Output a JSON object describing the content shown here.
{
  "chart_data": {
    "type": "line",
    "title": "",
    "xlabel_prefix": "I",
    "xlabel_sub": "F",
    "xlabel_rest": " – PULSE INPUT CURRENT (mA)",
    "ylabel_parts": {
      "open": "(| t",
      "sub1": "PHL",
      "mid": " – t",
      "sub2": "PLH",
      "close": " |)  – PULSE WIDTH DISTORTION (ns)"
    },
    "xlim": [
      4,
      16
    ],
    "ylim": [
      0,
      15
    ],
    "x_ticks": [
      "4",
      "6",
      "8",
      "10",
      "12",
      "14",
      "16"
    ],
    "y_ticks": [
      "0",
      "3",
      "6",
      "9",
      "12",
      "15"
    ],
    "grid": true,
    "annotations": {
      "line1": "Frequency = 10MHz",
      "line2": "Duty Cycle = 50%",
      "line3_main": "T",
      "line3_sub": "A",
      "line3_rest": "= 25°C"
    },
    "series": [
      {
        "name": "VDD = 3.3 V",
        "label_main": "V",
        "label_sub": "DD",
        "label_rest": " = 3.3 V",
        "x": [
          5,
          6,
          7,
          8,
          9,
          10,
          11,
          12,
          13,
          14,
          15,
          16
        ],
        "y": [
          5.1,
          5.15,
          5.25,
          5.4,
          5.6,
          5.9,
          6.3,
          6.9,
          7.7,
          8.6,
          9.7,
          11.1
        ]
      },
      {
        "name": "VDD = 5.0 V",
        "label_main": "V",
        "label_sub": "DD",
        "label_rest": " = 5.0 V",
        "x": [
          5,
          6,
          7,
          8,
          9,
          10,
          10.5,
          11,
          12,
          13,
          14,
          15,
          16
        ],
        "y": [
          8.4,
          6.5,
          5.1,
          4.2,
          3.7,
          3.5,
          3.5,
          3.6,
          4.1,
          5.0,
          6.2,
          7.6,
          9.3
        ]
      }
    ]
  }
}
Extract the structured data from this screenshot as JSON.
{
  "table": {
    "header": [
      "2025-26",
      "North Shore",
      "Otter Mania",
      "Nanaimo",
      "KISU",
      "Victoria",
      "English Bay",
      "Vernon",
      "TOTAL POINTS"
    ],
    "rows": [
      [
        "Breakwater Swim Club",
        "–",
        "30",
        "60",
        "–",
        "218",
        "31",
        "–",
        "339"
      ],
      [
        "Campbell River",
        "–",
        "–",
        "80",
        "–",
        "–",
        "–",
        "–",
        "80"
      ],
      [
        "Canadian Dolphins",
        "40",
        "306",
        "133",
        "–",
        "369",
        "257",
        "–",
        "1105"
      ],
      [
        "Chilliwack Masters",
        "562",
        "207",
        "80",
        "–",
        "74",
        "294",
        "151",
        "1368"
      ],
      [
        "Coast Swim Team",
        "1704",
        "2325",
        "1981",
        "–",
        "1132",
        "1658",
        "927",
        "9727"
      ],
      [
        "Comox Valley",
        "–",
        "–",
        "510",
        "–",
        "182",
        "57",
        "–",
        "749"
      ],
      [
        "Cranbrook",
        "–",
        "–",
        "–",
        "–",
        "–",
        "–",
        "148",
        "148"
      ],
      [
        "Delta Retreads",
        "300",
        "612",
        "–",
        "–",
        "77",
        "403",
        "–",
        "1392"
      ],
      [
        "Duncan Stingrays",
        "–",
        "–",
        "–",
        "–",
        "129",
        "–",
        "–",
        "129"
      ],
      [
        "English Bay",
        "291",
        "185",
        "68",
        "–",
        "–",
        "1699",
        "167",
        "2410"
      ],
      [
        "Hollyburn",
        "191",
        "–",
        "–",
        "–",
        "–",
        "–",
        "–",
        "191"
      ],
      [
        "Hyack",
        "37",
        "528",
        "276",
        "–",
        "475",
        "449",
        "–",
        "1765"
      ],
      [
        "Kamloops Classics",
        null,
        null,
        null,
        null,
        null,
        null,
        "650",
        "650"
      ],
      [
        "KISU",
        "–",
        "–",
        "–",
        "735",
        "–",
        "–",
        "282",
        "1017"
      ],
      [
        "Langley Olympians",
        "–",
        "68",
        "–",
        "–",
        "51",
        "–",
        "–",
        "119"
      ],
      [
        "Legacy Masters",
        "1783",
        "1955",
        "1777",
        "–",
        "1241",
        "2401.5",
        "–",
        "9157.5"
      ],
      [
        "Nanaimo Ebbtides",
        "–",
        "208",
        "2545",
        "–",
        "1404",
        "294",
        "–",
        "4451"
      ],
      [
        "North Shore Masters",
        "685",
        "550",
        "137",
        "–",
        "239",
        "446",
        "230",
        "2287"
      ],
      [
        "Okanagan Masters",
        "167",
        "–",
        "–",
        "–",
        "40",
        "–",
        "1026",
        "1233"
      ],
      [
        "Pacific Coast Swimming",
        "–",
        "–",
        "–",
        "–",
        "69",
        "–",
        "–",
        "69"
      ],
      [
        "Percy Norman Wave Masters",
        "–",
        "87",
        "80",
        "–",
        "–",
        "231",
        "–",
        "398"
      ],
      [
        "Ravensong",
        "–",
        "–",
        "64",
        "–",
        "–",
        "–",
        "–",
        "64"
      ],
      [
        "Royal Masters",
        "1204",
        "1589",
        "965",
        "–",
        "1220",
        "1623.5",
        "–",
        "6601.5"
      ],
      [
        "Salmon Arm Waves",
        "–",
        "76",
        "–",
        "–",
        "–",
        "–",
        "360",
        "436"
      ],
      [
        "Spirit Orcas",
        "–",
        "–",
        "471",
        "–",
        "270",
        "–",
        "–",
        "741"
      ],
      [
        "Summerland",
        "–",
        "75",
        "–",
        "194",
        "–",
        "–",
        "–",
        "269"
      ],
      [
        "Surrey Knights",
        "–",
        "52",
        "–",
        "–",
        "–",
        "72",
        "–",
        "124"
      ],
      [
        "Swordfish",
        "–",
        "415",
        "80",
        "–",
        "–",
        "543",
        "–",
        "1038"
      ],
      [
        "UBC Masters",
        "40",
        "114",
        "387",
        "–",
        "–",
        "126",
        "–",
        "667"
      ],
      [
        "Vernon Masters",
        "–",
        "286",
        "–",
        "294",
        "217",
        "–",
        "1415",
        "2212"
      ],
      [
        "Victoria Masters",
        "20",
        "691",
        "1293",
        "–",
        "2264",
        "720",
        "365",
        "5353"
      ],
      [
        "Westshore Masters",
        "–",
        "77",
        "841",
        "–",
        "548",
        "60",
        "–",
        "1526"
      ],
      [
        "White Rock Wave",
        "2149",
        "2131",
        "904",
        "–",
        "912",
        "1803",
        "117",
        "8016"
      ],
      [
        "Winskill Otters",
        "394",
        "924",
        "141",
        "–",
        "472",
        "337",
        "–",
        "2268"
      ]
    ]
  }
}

== SHORT EXERCISE ==
Give only the number of lines that include the word "Masters".

== ANSWER TO THIS PROBLEM ==
10